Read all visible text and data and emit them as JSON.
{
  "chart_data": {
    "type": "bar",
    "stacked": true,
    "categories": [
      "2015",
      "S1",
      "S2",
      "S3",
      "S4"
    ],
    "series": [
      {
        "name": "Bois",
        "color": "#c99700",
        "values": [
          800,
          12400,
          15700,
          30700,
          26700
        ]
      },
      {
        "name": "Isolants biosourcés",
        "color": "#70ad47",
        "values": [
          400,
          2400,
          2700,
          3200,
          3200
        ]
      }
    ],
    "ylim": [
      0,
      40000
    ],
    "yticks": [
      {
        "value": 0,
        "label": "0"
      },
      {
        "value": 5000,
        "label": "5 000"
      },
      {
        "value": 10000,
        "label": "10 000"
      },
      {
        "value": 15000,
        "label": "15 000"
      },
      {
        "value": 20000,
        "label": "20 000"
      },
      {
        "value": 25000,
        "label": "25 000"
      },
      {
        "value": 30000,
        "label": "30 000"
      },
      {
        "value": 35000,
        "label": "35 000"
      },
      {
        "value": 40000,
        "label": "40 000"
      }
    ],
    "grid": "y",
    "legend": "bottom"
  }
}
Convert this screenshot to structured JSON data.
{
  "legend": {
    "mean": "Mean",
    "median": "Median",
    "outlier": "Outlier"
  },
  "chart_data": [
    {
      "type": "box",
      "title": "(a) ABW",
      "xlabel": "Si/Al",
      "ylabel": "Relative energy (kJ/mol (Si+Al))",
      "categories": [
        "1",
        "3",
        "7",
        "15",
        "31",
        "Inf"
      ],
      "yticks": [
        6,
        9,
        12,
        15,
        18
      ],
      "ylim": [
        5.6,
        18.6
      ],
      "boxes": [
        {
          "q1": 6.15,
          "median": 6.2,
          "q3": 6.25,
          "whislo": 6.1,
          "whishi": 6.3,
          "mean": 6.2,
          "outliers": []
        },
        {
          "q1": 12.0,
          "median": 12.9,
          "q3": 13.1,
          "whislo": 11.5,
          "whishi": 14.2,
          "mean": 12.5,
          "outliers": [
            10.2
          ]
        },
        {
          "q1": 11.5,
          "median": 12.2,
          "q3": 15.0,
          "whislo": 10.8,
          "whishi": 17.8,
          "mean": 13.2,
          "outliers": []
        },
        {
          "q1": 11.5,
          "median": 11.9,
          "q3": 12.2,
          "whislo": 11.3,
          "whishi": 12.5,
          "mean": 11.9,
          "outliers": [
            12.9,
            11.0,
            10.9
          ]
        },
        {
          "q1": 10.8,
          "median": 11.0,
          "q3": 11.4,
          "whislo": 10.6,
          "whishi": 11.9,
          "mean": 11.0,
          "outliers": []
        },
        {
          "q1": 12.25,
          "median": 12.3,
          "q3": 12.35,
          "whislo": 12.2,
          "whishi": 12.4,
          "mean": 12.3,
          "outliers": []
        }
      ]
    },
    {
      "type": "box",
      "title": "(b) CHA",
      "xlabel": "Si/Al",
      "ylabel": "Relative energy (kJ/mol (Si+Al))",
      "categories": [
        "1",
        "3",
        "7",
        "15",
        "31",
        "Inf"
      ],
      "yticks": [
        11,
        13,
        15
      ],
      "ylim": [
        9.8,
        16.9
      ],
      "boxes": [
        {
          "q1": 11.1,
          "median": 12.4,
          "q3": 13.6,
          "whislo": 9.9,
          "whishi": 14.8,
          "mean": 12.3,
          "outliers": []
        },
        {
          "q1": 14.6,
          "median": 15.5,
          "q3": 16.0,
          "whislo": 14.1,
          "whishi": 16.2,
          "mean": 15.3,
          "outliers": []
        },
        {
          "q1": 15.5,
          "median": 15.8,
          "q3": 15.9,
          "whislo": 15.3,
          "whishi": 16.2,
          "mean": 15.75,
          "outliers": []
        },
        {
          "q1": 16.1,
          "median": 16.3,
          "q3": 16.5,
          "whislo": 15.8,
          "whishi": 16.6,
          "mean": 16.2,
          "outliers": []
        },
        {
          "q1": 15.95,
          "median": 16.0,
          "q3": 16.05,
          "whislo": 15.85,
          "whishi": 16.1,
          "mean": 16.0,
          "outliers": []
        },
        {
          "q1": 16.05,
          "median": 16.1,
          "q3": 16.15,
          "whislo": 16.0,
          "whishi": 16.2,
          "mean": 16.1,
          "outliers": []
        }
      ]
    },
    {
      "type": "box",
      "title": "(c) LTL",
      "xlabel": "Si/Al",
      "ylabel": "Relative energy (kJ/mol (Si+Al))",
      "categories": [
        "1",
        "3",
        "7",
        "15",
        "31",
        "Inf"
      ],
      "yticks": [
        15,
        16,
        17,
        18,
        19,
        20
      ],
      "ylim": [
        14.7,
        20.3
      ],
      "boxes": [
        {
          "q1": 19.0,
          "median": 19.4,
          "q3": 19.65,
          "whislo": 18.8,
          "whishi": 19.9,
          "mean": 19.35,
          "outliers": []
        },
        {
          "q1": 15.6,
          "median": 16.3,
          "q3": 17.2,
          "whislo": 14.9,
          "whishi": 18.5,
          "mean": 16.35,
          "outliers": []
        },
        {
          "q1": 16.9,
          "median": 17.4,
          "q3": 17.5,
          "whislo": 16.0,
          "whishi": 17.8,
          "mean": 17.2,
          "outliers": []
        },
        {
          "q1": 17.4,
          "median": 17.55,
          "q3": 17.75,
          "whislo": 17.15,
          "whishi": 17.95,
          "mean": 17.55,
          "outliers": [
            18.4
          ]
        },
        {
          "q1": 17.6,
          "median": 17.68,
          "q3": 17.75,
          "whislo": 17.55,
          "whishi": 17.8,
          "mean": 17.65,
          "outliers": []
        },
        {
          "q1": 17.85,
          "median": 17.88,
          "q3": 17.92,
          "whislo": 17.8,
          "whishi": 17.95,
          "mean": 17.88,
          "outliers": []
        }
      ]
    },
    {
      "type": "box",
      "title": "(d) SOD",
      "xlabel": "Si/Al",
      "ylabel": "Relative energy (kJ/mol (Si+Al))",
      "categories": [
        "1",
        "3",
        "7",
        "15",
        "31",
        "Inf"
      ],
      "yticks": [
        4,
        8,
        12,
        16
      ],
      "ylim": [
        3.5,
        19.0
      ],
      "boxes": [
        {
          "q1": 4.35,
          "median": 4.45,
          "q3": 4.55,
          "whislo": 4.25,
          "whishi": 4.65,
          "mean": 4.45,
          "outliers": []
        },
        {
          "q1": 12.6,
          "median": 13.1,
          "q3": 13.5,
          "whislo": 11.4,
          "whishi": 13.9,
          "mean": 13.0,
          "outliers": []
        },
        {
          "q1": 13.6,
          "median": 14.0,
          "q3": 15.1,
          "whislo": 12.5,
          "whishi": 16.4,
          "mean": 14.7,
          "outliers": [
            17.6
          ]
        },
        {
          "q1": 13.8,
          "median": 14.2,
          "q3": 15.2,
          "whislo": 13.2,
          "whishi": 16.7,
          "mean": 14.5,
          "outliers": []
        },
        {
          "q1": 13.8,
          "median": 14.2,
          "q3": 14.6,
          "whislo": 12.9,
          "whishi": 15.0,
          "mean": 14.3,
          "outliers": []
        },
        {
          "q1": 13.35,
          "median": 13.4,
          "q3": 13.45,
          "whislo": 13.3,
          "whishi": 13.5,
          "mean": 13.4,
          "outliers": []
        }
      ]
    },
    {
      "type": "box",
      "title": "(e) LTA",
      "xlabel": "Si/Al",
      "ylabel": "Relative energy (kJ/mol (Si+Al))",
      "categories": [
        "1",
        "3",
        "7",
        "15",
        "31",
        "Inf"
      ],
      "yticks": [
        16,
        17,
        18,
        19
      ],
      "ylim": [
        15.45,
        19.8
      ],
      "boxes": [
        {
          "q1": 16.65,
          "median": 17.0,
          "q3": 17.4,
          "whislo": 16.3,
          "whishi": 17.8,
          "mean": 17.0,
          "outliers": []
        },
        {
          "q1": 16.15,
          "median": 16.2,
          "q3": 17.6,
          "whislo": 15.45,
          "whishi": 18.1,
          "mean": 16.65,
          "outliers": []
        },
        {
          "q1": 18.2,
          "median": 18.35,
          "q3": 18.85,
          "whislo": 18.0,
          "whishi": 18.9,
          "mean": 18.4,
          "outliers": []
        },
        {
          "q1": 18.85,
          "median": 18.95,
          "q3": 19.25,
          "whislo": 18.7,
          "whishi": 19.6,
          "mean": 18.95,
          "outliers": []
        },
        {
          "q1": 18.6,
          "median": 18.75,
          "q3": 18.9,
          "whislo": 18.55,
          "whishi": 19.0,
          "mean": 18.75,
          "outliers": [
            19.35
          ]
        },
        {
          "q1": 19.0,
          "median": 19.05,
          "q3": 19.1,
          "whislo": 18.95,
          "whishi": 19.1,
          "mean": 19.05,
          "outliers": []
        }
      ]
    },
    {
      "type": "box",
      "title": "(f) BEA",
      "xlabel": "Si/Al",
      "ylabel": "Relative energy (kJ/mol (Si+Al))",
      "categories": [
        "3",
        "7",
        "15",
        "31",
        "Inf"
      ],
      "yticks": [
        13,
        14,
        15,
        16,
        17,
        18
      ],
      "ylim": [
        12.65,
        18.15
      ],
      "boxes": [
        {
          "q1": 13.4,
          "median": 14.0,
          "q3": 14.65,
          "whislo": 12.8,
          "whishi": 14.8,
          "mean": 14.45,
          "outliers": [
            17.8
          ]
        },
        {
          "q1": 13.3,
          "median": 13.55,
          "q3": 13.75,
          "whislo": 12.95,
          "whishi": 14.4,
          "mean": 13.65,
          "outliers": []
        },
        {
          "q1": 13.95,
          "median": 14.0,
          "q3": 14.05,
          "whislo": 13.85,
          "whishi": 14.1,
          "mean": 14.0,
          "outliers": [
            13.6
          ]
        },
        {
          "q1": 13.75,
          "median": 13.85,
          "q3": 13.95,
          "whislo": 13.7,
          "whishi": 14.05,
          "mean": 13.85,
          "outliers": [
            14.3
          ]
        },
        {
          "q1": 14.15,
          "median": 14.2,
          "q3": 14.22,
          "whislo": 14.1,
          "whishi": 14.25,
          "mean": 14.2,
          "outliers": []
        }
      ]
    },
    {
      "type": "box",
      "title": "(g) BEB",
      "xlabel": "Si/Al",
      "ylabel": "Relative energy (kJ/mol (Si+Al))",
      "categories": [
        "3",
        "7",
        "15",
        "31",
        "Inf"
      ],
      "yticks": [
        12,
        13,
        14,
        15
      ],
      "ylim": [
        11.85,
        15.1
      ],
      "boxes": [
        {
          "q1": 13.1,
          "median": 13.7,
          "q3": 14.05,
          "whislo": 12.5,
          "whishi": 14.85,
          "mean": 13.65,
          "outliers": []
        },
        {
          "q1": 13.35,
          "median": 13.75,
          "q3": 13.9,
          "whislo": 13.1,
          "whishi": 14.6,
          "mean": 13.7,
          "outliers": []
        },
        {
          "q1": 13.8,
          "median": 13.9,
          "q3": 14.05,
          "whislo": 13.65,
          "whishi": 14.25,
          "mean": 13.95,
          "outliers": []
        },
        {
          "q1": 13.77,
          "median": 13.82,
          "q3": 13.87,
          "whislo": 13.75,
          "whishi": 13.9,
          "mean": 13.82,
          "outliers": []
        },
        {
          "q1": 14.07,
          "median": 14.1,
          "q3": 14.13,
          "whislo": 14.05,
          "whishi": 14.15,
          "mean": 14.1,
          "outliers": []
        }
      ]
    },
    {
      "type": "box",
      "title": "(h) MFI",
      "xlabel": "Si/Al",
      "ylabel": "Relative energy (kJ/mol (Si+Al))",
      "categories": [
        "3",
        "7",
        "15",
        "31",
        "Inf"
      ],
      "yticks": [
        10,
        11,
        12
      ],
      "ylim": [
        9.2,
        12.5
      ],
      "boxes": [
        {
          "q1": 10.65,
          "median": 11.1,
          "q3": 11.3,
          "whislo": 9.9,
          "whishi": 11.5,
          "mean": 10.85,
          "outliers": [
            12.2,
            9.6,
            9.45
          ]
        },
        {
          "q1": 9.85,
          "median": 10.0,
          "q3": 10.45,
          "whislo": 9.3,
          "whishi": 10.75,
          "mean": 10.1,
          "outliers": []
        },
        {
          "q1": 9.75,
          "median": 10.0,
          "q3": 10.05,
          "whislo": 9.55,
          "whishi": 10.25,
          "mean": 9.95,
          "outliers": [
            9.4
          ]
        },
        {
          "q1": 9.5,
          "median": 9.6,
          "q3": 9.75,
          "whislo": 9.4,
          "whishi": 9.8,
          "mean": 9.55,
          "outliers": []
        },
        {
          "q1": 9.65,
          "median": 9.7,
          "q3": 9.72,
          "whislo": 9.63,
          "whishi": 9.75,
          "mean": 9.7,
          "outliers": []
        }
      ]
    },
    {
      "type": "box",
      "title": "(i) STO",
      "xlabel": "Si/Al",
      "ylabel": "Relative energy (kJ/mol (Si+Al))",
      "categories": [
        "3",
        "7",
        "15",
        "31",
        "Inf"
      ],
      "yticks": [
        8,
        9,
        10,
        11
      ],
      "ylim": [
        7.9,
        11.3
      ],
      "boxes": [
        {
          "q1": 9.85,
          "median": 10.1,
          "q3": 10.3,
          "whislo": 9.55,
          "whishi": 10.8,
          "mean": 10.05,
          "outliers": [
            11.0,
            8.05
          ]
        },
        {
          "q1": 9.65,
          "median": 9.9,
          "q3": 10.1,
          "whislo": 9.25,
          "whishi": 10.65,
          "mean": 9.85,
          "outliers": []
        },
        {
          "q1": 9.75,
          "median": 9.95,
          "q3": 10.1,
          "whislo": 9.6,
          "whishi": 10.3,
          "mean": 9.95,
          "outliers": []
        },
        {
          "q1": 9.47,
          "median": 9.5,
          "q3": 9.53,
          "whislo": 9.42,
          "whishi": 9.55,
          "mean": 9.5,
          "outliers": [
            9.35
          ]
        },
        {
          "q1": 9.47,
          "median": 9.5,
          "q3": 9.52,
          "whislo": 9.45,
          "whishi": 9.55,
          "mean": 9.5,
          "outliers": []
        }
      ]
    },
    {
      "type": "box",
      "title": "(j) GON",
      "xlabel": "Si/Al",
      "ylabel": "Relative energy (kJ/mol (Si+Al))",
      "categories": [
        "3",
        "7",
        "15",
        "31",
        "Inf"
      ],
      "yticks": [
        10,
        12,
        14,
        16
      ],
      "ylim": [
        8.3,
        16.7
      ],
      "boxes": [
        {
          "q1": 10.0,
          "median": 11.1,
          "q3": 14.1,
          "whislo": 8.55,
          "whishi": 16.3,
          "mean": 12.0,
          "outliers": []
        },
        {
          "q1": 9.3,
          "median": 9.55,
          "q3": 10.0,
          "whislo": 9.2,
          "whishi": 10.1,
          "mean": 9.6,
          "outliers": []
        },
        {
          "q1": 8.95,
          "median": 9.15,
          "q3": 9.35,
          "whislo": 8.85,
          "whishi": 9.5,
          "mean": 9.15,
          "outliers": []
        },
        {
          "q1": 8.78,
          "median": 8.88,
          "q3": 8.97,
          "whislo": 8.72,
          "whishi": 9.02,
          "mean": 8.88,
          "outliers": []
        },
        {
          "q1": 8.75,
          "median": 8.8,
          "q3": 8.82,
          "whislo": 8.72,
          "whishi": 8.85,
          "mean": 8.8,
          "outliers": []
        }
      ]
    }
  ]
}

Requirements
Show each line in the entries that holds the string "name".

Answer to the exercise
        "name": "Bois",
        "name": "Isolants biosourcés",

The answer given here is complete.